[Structured figure records]
* * * * * * * * *
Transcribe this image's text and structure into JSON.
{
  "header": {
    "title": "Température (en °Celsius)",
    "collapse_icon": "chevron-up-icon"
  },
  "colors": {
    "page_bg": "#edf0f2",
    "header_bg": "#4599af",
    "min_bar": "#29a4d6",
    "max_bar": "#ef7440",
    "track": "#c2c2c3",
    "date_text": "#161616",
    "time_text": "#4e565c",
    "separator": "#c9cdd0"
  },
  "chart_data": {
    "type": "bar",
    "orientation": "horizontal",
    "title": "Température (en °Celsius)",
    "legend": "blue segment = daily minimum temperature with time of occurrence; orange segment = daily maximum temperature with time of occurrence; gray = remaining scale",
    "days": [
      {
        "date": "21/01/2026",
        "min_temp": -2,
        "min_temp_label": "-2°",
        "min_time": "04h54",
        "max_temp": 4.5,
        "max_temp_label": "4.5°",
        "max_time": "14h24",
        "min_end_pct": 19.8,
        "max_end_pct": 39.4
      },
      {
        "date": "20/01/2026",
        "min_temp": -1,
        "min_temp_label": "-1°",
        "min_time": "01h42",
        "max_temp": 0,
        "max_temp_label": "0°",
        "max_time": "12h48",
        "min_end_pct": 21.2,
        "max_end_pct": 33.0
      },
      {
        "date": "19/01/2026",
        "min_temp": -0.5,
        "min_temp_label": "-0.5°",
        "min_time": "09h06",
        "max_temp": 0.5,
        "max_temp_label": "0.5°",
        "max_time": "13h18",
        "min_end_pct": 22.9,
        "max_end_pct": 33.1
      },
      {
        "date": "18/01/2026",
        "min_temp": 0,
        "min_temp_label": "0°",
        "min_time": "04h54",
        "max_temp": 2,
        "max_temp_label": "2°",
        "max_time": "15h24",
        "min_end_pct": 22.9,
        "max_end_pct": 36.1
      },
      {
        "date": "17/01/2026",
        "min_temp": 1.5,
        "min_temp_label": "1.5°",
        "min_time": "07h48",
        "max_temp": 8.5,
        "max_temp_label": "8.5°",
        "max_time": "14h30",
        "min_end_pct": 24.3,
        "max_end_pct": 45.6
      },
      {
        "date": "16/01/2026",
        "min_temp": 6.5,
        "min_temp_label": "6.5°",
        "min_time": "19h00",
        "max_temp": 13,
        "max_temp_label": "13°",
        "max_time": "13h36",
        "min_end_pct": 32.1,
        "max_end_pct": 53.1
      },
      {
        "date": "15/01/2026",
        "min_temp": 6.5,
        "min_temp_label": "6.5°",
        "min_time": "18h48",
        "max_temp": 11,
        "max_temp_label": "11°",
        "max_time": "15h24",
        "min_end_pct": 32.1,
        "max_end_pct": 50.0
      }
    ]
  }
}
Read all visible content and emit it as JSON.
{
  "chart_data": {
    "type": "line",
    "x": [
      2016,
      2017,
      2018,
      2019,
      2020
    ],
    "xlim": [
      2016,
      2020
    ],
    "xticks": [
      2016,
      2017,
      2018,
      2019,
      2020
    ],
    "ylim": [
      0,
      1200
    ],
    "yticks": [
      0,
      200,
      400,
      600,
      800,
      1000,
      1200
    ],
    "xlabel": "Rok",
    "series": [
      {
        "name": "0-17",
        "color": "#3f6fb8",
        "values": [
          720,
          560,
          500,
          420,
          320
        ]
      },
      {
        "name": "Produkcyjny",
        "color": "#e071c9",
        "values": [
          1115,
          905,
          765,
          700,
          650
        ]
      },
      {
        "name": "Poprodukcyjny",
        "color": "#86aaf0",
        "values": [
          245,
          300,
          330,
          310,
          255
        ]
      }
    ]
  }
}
* * * * * * * * *
Task:
Using the data above, print every record exactly as shown.

Finished answer:
Transcribe this image's text and structure into JSON.
{
  "header": {
    "title": "Température (en °Celsius)",
    "collapse_icon": "chevron-up-icon"
  },
  "colors": {
    "page_bg": "#edf0f2",
    "header_bg": "#4599af",
    "min_bar": "#29a4d6",
    "max_bar": "#ef7440",
    "track": "#c2c2c3",
    "date_text": "#161616",
    "time_text": "#4e565c",
    "separator": "#c9cdd0"
  },
  "chart_data": {
    "type": "bar",
    "orientation": "horizontal",
    "title": "Température (en °Celsius)",
    "legend": "blue segment = daily minimum temperature with time of occurrence; orange segment = daily maximum temperature with time of occurrence; gray = remaining scale",
    "days": [
      {
        "date": "21/01/2026",
        "min_temp": -2,
        "min_temp_label": "-2°",
        "min_time": "04h54",
        "max_temp": 4.5,
        "max_temp_label": "4.5°",
        "max_time": "14h24",
        "min_end_pct": 19.8,
        "max_end_pct": 39.4
      },
      {
        "date": "20/01/2026",
        "min_temp": -1,
        "min_temp_label": "-1°",
        "min_time": "01h42",
        "max_temp": 0,
        "max_temp_label": "0°",
        "max_time": "12h48",
        "min_end_pct": 21.2,
        "max_end_pct": 33.0
      },
      {
        "date": "19/01/2026",
        "min_temp": -0.5,
        "min_temp_label": "-0.5°",
        "min_time": "09h06",
        "max_temp": 0.5,
        "max_temp_label": "0.5°",
        "max_time": "13h18",
        "min_end_pct": 22.9,
        "max_end_pct": 33.1
      },
      {
        "date": "18/01/2026",
        "min_temp": 0,
        "min_temp_label": "0°",
        "min_time": "04h54",
        "max_temp": 2,
        "max_temp_label": "2°",
        "max_time": "15h24",
        "min_end_pct": 22.9,
        "max_end_pct": 36.1
      },
      {
        "date": "17/01/2026",
        "min_temp": 1.5,
        "min_temp_label": "1.5°",
        "min_time": "07h48",
        "max_temp": 8.5,
        "max_temp_label": "8.5°",
        "max_time": "14h30",
        "min_end_pct": 24.3,
        "max_end_pct": 45.6
      },
      {
        "date": "16/01/2026",
        "min_temp": 6.5,
        "min_temp_label": "6.5°",
        "min_time": "19h00",
        "max_temp": 13,
        "max_temp_label": "13°",
        "max_time": "13h36",
        "min_end_pct": 32.1,
        "max_end_pct": 53.1
      },
      {
        "date": "15/01/2026",
        "min_temp": 6.5,
        "min_temp_label": "6.5°",
        "min_time": "18h48",
        "max_temp": 11,
        "max_temp_label": "11°",
        "max_time": "15h24",
        "min_end_pct": 32.1,
        "max_end_pct": 50.0
      }
    ]
  }
}
Read all visible content and emit it as JSON.
{
  "chart_data": {
    "type": "line",
    "x": [
      2016,
      2017,
      2018,
      2019,
      2020
    ],
    "xlim": [
      2016,
      2020
    ],
    "xticks": [
      2016,
      2017,
      2018,
      2019,
      2020
    ],
    "ylim": [
      0,
      1200
    ],
    "yticks": [
      0,
      200,
      400,
      600,
      800,
      1000,
      1200
    ],
    "xlabel": "Rok",
    "series": [
      {
        "name": "0-17",
        "color": "#3f6fb8",
        "values": [
          720,
          560,
          500,
          420,
          320
        ]
      },
      {
        "name": "Produkcyjny",
        "color": "#e071c9",
        "values": [
          1115,
          905,
          765,
          700,
          650
        ]
      },
      {
        "name": "Poprodukcyjny",
        "color": "#86aaf0",
        "values": [
          245,
          300,
          330,
          310,
          255
        ]
      }
    ]
  }
}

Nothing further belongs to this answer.